#### [REQUIRED TASK]
Copy every line of the data in which the word "used" occurs.

[Stored dataset items]
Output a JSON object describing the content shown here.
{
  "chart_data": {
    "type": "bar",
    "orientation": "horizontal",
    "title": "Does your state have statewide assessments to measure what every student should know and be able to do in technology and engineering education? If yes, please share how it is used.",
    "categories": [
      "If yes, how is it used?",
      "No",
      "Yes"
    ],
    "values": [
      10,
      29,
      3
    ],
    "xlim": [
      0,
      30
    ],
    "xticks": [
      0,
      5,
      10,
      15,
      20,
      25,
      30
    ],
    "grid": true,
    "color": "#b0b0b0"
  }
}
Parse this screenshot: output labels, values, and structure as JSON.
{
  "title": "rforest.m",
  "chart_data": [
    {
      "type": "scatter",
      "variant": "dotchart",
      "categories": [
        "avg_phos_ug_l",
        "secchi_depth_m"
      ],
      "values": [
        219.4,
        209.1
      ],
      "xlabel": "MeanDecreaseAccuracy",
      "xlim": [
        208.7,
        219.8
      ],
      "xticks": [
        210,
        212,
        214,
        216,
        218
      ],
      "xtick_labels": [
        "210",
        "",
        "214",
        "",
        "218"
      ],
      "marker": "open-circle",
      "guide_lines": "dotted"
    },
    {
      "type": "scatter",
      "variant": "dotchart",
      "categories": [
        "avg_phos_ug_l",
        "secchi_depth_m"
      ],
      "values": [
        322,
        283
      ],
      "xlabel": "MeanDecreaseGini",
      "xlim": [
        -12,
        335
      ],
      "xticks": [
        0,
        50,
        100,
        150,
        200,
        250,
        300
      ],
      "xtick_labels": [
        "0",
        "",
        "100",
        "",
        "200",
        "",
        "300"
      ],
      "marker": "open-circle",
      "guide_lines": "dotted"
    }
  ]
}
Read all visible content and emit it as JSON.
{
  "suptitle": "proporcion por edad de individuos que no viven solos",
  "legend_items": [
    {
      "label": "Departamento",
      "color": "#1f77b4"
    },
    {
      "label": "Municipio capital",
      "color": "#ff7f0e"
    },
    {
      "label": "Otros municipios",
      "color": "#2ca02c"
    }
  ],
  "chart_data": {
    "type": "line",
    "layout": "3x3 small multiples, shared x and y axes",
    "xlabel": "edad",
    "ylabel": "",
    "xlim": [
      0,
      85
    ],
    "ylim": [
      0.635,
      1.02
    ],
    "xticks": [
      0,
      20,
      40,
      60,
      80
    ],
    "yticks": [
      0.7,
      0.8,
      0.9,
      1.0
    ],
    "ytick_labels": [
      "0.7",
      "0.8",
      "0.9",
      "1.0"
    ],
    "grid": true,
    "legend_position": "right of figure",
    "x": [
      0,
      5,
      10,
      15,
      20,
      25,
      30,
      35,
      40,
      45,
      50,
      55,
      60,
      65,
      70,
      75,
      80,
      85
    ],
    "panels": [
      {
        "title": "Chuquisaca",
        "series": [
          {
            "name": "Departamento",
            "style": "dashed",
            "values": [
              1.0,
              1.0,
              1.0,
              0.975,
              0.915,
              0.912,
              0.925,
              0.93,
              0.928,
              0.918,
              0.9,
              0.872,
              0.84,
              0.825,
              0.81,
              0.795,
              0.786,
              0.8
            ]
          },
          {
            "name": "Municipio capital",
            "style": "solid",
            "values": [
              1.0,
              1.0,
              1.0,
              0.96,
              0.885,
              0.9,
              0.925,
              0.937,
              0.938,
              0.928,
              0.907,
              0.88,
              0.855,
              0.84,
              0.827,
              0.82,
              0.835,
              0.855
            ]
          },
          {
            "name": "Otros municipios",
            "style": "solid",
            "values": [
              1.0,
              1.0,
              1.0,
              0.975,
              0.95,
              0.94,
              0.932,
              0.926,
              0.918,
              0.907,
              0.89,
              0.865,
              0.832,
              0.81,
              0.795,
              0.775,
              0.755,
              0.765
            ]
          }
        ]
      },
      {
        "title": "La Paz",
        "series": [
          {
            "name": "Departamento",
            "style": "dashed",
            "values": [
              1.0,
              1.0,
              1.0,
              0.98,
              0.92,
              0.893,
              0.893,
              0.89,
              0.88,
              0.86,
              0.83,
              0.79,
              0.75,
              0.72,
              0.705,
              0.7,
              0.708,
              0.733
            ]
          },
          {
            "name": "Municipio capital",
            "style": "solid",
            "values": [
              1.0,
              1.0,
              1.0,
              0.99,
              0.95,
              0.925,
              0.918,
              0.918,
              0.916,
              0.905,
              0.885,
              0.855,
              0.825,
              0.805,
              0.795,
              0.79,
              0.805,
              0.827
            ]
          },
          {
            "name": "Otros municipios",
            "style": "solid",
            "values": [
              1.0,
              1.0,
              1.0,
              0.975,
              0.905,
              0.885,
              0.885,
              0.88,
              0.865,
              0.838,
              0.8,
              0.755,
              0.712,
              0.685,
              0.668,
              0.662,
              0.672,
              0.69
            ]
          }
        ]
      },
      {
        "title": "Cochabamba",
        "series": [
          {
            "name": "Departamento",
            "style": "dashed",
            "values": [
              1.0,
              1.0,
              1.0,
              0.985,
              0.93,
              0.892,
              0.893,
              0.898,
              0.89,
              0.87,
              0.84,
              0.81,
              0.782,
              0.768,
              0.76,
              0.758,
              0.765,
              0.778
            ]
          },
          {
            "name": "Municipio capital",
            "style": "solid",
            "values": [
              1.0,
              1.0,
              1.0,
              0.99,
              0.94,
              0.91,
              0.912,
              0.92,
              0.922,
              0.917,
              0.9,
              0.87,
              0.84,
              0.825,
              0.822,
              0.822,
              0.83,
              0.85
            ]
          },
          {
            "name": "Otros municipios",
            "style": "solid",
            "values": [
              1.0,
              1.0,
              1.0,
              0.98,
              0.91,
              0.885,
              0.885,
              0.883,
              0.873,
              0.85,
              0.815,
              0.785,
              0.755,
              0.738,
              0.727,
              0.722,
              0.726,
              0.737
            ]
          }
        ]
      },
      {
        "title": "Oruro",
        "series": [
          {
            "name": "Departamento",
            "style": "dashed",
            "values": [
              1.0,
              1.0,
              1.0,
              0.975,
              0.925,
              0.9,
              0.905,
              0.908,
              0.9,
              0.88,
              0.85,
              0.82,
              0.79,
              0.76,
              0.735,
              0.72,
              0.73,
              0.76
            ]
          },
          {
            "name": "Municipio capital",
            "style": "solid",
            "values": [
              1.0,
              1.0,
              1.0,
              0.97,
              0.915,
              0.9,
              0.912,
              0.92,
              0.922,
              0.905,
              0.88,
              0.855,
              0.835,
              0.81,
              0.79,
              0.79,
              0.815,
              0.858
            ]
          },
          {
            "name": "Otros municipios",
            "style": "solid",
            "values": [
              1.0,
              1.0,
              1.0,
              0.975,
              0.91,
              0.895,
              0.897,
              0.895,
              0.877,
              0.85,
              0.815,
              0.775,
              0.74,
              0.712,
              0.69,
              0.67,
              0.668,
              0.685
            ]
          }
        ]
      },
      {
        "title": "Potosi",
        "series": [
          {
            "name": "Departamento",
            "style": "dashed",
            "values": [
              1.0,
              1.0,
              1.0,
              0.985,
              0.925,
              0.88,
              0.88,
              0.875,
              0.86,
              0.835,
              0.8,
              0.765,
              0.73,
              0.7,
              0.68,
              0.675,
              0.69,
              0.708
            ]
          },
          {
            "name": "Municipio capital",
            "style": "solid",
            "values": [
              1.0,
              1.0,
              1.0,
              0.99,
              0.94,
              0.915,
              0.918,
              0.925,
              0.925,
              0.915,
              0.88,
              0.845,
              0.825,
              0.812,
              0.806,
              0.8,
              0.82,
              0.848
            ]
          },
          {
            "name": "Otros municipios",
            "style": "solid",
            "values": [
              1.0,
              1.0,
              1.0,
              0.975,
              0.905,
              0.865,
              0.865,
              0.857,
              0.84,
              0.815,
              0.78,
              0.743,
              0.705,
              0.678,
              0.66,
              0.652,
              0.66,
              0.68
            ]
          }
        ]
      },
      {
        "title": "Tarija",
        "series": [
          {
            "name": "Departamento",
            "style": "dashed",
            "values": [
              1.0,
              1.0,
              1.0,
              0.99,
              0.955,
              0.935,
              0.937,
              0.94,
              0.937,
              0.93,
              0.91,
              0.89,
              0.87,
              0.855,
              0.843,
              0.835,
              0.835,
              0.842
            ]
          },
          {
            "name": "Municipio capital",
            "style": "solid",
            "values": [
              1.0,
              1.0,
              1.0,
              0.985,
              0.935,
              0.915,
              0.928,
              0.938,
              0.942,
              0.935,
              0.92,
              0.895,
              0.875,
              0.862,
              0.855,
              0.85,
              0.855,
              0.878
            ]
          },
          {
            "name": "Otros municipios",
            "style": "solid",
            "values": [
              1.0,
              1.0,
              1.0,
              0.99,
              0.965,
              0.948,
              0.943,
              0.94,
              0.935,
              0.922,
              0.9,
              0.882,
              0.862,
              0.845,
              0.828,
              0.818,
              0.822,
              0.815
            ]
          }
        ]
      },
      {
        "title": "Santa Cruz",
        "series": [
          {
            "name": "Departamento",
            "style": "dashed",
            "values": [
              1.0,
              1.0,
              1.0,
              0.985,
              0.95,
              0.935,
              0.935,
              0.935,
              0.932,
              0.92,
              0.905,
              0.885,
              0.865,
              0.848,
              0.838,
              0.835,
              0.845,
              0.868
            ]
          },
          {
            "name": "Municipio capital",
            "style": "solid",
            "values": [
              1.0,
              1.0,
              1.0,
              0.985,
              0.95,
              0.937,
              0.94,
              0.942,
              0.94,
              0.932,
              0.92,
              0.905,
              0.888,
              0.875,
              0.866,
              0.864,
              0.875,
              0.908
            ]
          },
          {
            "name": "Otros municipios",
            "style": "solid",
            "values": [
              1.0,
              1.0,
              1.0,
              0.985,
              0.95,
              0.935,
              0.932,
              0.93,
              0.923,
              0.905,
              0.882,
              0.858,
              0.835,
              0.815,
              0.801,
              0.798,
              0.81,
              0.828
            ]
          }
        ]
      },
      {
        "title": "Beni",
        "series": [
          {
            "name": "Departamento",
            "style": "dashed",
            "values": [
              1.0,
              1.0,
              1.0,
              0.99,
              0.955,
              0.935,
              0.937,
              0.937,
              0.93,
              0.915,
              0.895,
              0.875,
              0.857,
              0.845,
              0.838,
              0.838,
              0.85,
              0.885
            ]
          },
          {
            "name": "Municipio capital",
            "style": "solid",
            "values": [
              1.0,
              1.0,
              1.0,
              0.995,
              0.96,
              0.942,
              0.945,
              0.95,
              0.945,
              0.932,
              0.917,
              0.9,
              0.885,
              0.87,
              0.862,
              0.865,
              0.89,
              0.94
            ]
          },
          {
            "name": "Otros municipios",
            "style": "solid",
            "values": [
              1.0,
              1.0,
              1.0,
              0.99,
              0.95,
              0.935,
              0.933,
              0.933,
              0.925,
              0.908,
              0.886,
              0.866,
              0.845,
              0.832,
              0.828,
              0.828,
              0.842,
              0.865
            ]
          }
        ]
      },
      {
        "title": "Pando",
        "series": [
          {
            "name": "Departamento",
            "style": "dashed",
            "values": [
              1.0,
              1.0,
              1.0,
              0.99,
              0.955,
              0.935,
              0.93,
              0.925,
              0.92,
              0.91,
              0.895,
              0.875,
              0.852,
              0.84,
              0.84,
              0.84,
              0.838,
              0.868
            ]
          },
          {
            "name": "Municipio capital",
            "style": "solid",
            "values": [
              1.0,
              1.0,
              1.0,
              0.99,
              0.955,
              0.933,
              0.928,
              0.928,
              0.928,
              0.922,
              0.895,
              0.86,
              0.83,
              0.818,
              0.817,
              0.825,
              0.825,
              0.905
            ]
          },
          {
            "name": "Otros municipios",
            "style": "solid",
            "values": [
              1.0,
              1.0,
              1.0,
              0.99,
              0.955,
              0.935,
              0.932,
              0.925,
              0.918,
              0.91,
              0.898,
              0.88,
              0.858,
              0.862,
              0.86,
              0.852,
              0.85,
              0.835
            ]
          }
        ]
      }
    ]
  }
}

#### [ANSWER FOR THE TASK]
    "title": "Does your state have statewide assessments to measure what every student should know and be able to do in technology and engineering education? If yes, please share how it is used.",
      "If yes, how is it used?",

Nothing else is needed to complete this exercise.